> [Work required]: Transcribe the records that follow exactly. Skip the pictures.

--- Given records ---

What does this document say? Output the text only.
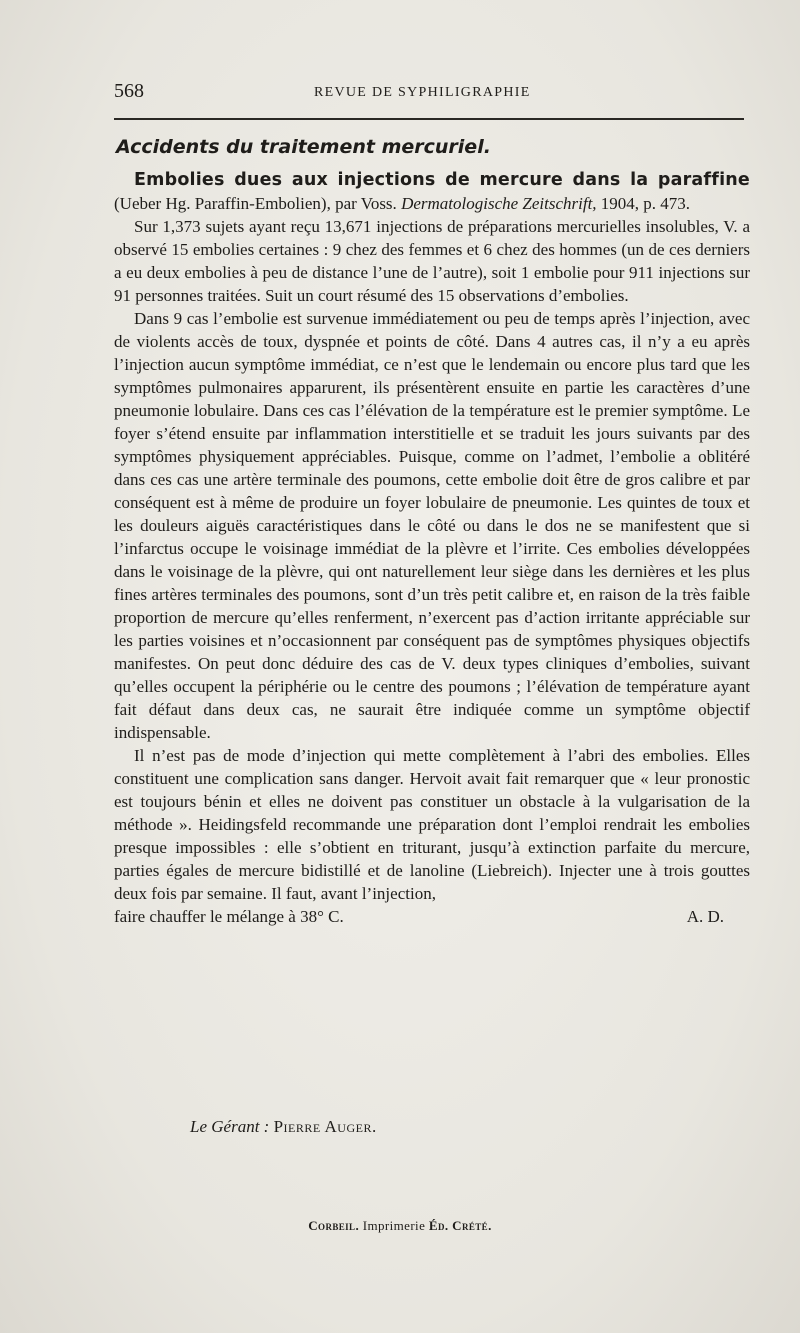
568	REVUE DE SYPHILIGRAPHIE
Accidents du traitement mercuriel.

Embolies dues aux injections de mercure dans la paraffine (Ueber Hg. Paraffin-Embolien), par Voss. Dermatologische Zeitschrift, 1904, p. 473.

Sur 1,373 sujets ayant reçu 13,671 injections de préparations mercurielles insolubles, V. a observé 15 embolies certaines : 9 chez des femmes et 6 chez des hommes (un de ces derniers a eu deux embolies à peu de distance l’une de l’autre), soit 1 embolie pour 911 injections sur 91 personnes traitées. Suit un court résumé des 15 observations d’embolies.

Dans 9 cas l’embolie est survenue immédiatement ou peu de temps après l’injection, avec de violents accès de toux, dyspnée et points de côté. Dans 4 autres cas, il n’y a eu après l’injection aucun symptôme immédiat, ce n’est que le lendemain ou encore plus tard que les symptômes pulmonaires apparurent, ils présentèrent ensuite en partie les caractères d’une pneumonie lobulaire. Dans ces cas l’élévation de la température est le premier symptôme. Le foyer s’étend ensuite par inflammation interstitielle et se traduit les jours suivants par des symptômes physiquement appréciables. Puisque, comme on l’admet, l’embolie a oblitéré dans ces cas une artère terminale des poumons, cette embolie doit être de gros calibre et par conséquent est à même de produire un foyer lobulaire de pneumonie. Les quintes de toux et les douleurs aiguës caractéristiques dans le côté ou dans le dos ne se manifestent que si l’infarctus occupe le voisinage immédiat de la plèvre et l’irrite. Ces embolies développées dans le voisinage de la plèvre, qui ont naturellement leur siège dans les dernières et les plus fines artères terminales des poumons, sont d’un très petit calibre et, en raison de la très faible proportion de mercure qu’elles renferment, n’exercent pas d’action irritante appréciable sur les parties voisines et n’occasionnent par conséquent pas de symptômes physiques objectifs manifestes. On peut donc déduire des cas de V. deux types cliniques d’embolies, suivant qu’elles occupent la périphérie ou le centre des poumons ; l’élévation de température ayant fait défaut dans deux cas, ne saurait être indiquée comme un symptôme objectif indispensable.

Il n’est pas de mode d’injection qui mette complètement à l’abri des embolies. Elles constituent une complication sans danger. Hervoit avait fait remarquer que « leur pronostic est toujours bénin et elles ne doivent pas constituer un obstacle à la vulgarisation de la méthode ». Heidingsfeld recommande une préparation dont l’emploi rendrait les embolies presque impossibles : elle s’obtient en triturant, jusqu’à extinction parfaite du mercure, parties égales de mercure bidistillé et de lanoline (Liebreich). Injecter une à trois gouttes deux fois par semaine. Il faut, avant l’injection,

faire chauffer le mélange à 38° C.	A. D.

Le Gérant : Pierre Auger.
Corbeil. Imprimerie Éd. Crété.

---

> [Answer for this exercise]:
What does this document say? Output the text only.
568	REVUE DE SYPHILIGRAPHIE
Accidents du traitement mercuriel.

Embolies dues aux injections de mercure dans la paraffine (Ueber Hg. Paraffin-Embolien), par Voss. Dermatologische Zeitschrift, 1904, p. 473.

Sur 1,373 sujets ayant reçu 13,671 injections de préparations mercurielles insolubles, V. a observé 15 embolies certaines : 9 chez des femmes et 6 chez des hommes (un de ces derniers a eu deux embolies à peu de distance l’une de l’autre), soit 1 embolie pour 911 injections sur 91 personnes traitées. Suit un court résumé des 15 observations d’embolies.

Dans 9 cas l’embolie est survenue immédiatement ou peu de temps après l’injection, avec de violents accès de toux, dyspnée et points de côté. Dans 4 autres cas, il n’y a eu après l’injection aucun symptôme immédiat, ce n’est que le lendemain ou encore plus tard que les symptômes pulmonaires apparurent, ils présentèrent ensuite en partie les caractères d’une pneumonie lobulaire. Dans ces cas l’élévation de la température est le premier symptôme. Le foyer s’étend ensuite par inflammation interstitielle et se traduit les jours suivants par des symptômes physiquement appréciables. Puisque, comme on l’admet, l’embolie a oblitéré dans ces cas une artère terminale des poumons, cette embolie doit être de gros calibre et par conséquent est à même de produire un foyer lobulaire de pneumonie. Les quintes de toux et les douleurs aiguës caractéristiques dans le côté ou dans le dos ne se manifestent que si l’infarctus occupe le voisinage immédiat de la plèvre et l’irrite. Ces embolies développées dans le voisinage de la plèvre, qui ont naturellement leur siège dans les dernières et les plus fines artères terminales des poumons, sont d’un très petit calibre et, en raison de la très faible proportion de mercure qu’elles renferment, n’exercent pas d’action irritante appréciable sur les parties voisines et n’occasionnent par conséquent pas de symptômes physiques objectifs manifestes. On peut donc déduire des cas de V. deux types cliniques d’embolies, suivant qu’elles occupent la périphérie ou le centre des poumons ; l’élévation de température ayant fait défaut dans deux cas, ne saurait être indiquée comme un symptôme objectif indispensable.

Il n’est pas de mode d’injection qui mette complètement à l’abri des embolies. Elles constituent une complication sans danger. Hervoit avait fait remarquer que « leur pronostic est toujours bénin et elles ne doivent pas constituer un obstacle à la vulgarisation de la méthode ». Heidingsfeld recommande une préparation dont l’emploi rendrait les embolies presque impossibles : elle s’obtient en triturant, jusqu’à extinction parfaite du mercure, parties égales de mercure bidistillé et de lanoline (Liebreich). Injecter une à trois gouttes deux fois par semaine. Il faut, avant l’injection,

faire chauffer le mélange à 38° C.	A. D.

Le Gérant : Pierre Auger.
Corbeil. Imprimerie Éd. Crété.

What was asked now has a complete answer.